**Schriftelijke opdrachten**:
1) Herschrijf de alinea uit de forumdiscussie over qué en cuál die begint met "In Spanje:" als een korte lijst, zonder de belangrijkste feiten weg te laten.
2) Zet de forumdiscussie over qué en cuál voort, aansluitend op de laatste zin.

**Tekstfragment**:

# qué o cual



## pkj1

a qué restaurante vamos? a uno cerca, estoy muy cansada.
Ya, pero a ... qué o cual???


----------



## Peterdg

Wat is je vraag?
¿Cuál es tu pregunta?


----------



## pkj1

Peterdg said:


> Wat is je vraag?
> ¿Cuál es tu pregunta?


Moet het in laatste zin: a qué of a cual zijn?


----------



## Peterdg

In Spanje: Pero ¿*al* qué?
In het grootste deel van ZA: Pero ¿*al* cuál?

Let op! "al" en niet "a".


----------



## AllegroModerato

Peterdg said:


> Let op! "al" en niet "a".


----------



## Peterdg

AllegroModerato said:


>


Yep. Ofwel "¿A qué restaurante?" ofwel "¿Al qué?". Vraag me niet waarom: daarom!

EDIT: Ik heb effe zitten nadenken over de vraag "waarom?".

"¿A qué?" zou (kunnen) geïnterpreteerd worden als "waarvoor?" of, in het Spaans,  "¿Para qué?"

Daarom dus.


----------



## AllegroModerato

Peterdg said:


> Yep. Ofwel "¿A qué restaurante?" ofwel "¿Al qué?". Vraag me niet waarom: daarom!


Ja, uiteraard. Ik dacht dat je aan de volledige zin refereerde. (¿Al qué restaurante vamos?)


----------



## Peterdg

AllegroModerato said:


> Ja, uiteraard. Ik dacht dat je aan de volledige zin refereerde. (¿Al qué restaurante vamos?)


Ik heb juist iets bijgevoegd aan mijn bijdrage. Ik had jouw laatste bijdrage niet gezien.


----------



## eno2

¿A que sirve la diferencia entre a(l) que y a(l) cual?  Voy a buscarlo en mi gramática, en la cual me recuerdo de haberlo leído.

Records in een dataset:
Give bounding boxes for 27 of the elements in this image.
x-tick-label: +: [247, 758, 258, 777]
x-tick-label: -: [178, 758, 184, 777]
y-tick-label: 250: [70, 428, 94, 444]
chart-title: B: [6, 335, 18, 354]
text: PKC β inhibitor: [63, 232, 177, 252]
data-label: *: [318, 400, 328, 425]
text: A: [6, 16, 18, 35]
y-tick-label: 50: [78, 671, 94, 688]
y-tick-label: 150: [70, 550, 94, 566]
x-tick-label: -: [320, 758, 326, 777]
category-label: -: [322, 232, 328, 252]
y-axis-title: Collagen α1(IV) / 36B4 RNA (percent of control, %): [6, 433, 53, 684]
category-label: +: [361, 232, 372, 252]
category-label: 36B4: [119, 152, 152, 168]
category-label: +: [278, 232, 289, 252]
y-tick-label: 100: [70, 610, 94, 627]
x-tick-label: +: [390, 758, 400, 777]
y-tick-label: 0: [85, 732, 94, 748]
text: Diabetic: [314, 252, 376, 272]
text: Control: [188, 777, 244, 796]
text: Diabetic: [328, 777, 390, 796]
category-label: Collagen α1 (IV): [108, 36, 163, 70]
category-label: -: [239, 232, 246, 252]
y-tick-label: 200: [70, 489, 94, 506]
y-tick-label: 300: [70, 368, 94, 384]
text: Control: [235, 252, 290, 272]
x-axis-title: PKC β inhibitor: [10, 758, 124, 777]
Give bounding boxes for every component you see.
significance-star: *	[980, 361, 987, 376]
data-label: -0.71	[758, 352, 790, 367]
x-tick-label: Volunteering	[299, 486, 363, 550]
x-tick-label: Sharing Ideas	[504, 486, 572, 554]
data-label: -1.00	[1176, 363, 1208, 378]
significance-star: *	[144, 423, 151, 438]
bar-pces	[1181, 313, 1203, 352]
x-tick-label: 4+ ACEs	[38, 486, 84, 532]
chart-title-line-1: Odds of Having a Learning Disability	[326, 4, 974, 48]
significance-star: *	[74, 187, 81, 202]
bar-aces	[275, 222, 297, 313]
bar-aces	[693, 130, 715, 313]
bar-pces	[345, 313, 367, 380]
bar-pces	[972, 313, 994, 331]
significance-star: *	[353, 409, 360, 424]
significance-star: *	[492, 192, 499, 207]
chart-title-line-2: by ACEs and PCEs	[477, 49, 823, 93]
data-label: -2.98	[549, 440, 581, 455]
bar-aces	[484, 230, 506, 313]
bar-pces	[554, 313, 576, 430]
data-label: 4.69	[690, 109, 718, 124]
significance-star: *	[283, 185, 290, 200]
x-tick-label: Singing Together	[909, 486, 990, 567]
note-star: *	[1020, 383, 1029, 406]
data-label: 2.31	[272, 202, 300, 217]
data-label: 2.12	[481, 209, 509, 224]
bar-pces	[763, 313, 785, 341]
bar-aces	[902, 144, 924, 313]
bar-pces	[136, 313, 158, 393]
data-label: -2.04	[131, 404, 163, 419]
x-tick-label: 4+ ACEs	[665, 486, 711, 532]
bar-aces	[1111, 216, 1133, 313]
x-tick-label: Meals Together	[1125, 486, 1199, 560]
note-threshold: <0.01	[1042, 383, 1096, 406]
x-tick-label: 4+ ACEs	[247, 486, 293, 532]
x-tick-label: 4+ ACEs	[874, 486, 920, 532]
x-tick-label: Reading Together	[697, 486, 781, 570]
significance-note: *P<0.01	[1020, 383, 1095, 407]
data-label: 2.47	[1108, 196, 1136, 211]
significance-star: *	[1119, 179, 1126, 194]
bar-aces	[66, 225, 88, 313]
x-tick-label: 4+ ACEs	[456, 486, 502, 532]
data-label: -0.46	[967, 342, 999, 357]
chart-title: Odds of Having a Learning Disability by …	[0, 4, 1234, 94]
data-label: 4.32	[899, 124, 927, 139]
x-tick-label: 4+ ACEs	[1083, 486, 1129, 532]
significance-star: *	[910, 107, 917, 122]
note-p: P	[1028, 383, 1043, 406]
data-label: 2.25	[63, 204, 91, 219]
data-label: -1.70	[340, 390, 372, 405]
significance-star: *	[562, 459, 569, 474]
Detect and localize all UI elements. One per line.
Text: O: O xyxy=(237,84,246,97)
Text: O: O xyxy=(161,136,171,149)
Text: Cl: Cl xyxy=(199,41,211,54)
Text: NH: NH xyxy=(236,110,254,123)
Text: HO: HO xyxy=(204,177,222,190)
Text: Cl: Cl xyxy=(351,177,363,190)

**Antwoorden**:
1)
- Spanje: Pero ¿al qué?
- Grootste deel van ZA: Pero ¿al cuál?

2)
----------



## Self-taught

pkj1 said:


> a qué restaurante vamos? a uno cerca, estoy muy cansada.
> Ya, pero a ... qué o *cual*???



Ya, pero a cuál is de juiste antwoord.
In het spaans men kan zeggen a cuál restaurante vamos? als men een van twee of meer restauranten kiezen kan, anders wij moeten zeggen *a qué* restaurante vamos?, en niet antwoorden Ya, pero *a qué* zonder de naamwoord te zeggen.


----------



## eno2

Peterdg said:


> Yep. Ofwel "¿A qué restaurante?" ofwel "¿Al qué?". Vraag me niet waarom: daarom!
> 
> EDIT: Ik heb effe zitten nadenken over de vraag "waarom?".
> 
> "¿A qué?" zou (kunnen) geïnterpreteerd worden als "waarvoor?" of, in het Spaans,  "¿Para qué?"
> 
> Daarom dus.



¿A que? -waarom dus-zou ik op restaurant gaan, ik ben veganist?...Pero ¿Al que?: Al restaurante vegano naturalmente..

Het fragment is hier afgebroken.